BRIEF: Pick out each line containing the string "title" and copy it.

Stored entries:
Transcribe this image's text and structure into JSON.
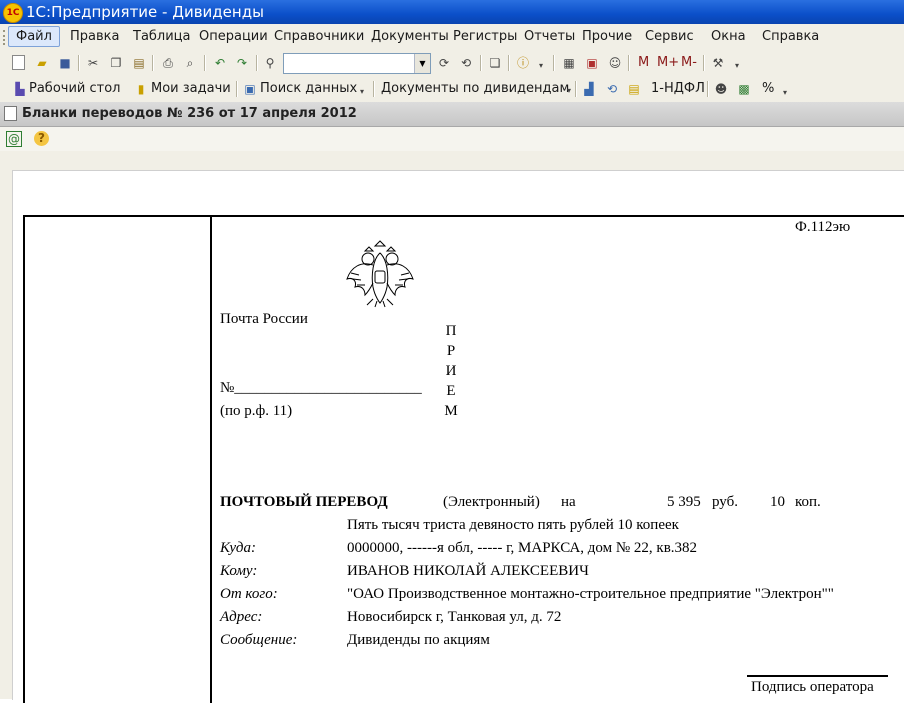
{
  "window": {
    "logo_text": "1C",
    "title": "1С:Предприятие - Дивиденды"
  },
  "menubar": {
    "items": [
      "Файл",
      "Правка",
      "Таблица",
      "Операции",
      "Справочники",
      "Документы",
      "Регистры",
      "Отчеты",
      "Прочие",
      "Сервис",
      "Окна",
      "Справка"
    ],
    "active_item": "Файл"
  },
  "toolbar1": {
    "search_value": "",
    "memory_buttons": [
      "M",
      "M+",
      "M-"
    ]
  },
  "toolbar2": {
    "desktop_label": "Рабочий стол",
    "tasks_label": "Мои задачи",
    "search_label": "Поиск данных",
    "dividend_docs_label": "Документы по дивидендам",
    "ndfl_label": "1-НДФЛ",
    "percent_label": "%"
  },
  "document": {
    "title": "Бланки переводов  № 236 от 17 апреля 2012"
  },
  "form": {
    "form_code": "Ф.112эю",
    "post_name": "Почта России",
    "number_label": "№_________________________",
    "reference": "(по р.ф. 11)",
    "vertical_word": [
      "П",
      "Р",
      "И",
      "Е",
      "М"
    ],
    "transfer_heading": "ПОЧТОВЫЙ ПЕРЕВОД",
    "transfer_type": "(Электронный)",
    "on_label": "на",
    "amount_rub": "5 395",
    "rub_label": "руб.",
    "amount_kop": "10",
    "kop_label": "коп.",
    "amount_words": "Пять тысяч триста девяносто пять рублей 10 копеек",
    "fields": [
      {
        "label": "Куда:",
        "value": "0000000, ------я обл, ----- г, МАРКСА, дом № 22, кв.382"
      },
      {
        "label": "Кому:",
        "value": "ИВАНОВ НИКОЛАЙ АЛЕКСЕЕВИЧ"
      },
      {
        "label": "От кого:",
        "value": "\"ОАО Производственное монтажно-строительное предприятие \"Электрон\"\""
      },
      {
        "label": "Адрес:",
        "value": " Новосибирск г,  Танковая ул,  д. 72"
      },
      {
        "label": "Сообщение:",
        "value": "Дивиденды по акциям"
      }
    ],
    "signature_label": "Подпись оператора"
  }
}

EXPECTED OUTPUT:
    "title": "1С:Предприятие - Дивиденды"
    "title": "Бланки переводов  № 236 от 17 апреля 2012"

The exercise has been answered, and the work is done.